**Work to complete**
Your task is to output the listing word for word, with pictures excluded.
--------------------------------------------------
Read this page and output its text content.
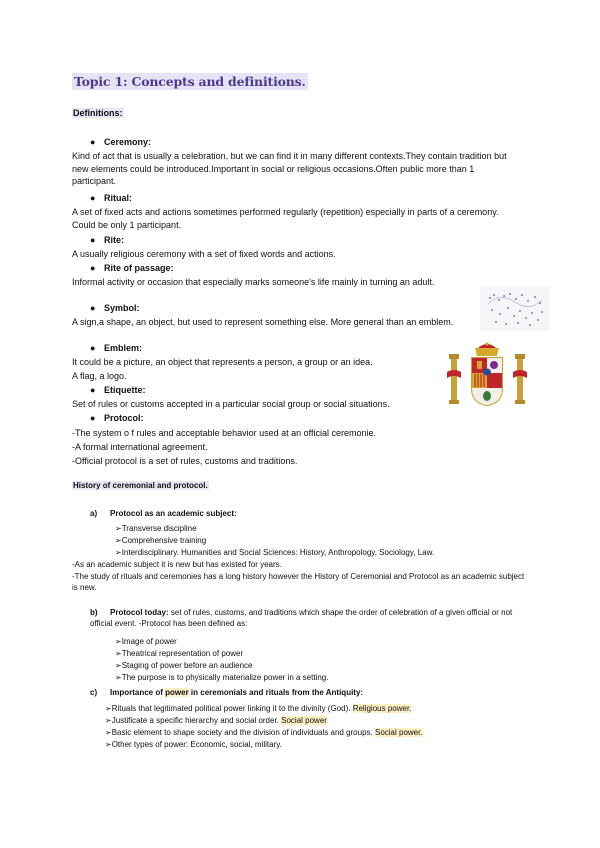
Topic 1: Concepts and definitions.
Definitions:
● Ceremony:
Kind of act that is usually a celebration, but we can find it in many different contexts.They contain tradition but new elements could be introduced.Important in social or religious occasions.Often public more than 1 participant.
● Ritual:
A set of fixed acts and actions sometimes performed regularly (repetition) especially in parts of a ceremony. Could be only 1 participant.
● Rite:
A usually religious ceremony with a set of fixed words and actions.
● Rite of passage:
Informal activity or occasion that especially marks someone's life mainly in turning an adult.
● Symbol:
A sign,a shape, an object, but used to represent something else. More general than an emblem.
● Emblem:
It could be a picture, an object that represents a person, a group or an idea.
A flag, a logo.
● Etiquette:
Set of rules or customs accepted in a particular social group or social situations.
● Protocol:
-The system o f rules and acceptable behavior used at an official ceremonie.
-A formal international agreement.
-Official protocol is a set of rules, customs and traditions.
History of ceremonial and protocol.
a) Protocol as an academic subject:
➢Transverse discipline
➢Comprehensive training
➢Interdisciplinary. Humanities and Social Sciences: History, Anthropology, Sociology, Law.
-As an academic subject it is new but has existed for years.
-The study of rituals and ceremonies has a long history however the History of Ceremonial and Protocol as an academic subject is new.
b) Protocol today: set of rules, customs, and traditions which shape the order of celebration of a given official or not official event. -Protocol has been defined as:
➢Image of power
➢Theatrical representation of power
➢Staging of power before an audience
➢The purpose is to physically materialize power in a setting.
c) Importance of power in ceremonials and rituals from the Antiquity:
➢Rituals that legitimated political power linking it to the divinity (God). Religious power.
➢Justificate a specific hierarchy and social order. Social power
➢Basic element to shape society and the division of individuals and groups. Social power.
➢Other types of power: Economic, social, military.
--------------------------------------------------
**Task result**
Read this page and output its text content.
Topic 1: Concepts and definitions.
Definitions:
● Ceremony:
Kind of act that is usually a celebration, but we can find it in many different contexts.They contain tradition but new elements could be introduced.Important in social or religious occasions.Often public more than 1 participant.
● Ritual:
A set of fixed acts and actions sometimes performed regularly (repetition) especially in parts of a ceremony. Could be only 1 participant.
● Rite:
A usually religious ceremony with a set of fixed words and actions.
● Rite of passage:
Informal activity or occasion that especially marks someone's life mainly in turning an adult.
● Symbol:
A sign,a shape, an object, but used to represent something else. More general than an emblem.
● Emblem:
It could be a picture, an object that represents a person, a group or an idea.
A flag, a logo.
● Etiquette:
Set of rules or customs accepted in a particular social group or social situations.
● Protocol:
-The system o f rules and acceptable behavior used at an official ceremonie.
-A formal international agreement.
-Official protocol is a set of rules, customs and traditions.
History of ceremonial and protocol.
a) Protocol as an academic subject:
➢Transverse discipline
➢Comprehensive training
➢Interdisciplinary. Humanities and Social Sciences: History, Anthropology, Sociology, Law.
-As an academic subject it is new but has existed for years.
-The study of rituals and ceremonies has a long history however the History of Ceremonial and Protocol as an academic subject is new.
b) Protocol today: set of rules, customs, and traditions which shape the order of celebration of a given official or not official event. -Protocol has been defined as:
➢Image of power
➢Theatrical representation of power
➢Staging of power before an audience
➢The purpose is to physically materialize power in a setting.
c) Importance of power in ceremonials and rituals from the Antiquity:
➢Rituals that legitimated political power linking it to the divinity (God). Religious power.
➢Justificate a specific hierarchy and social order. Social power
➢Basic element to shape society and the division of individuals and groups. Social power.
➢Other types of power: Economic, social, military.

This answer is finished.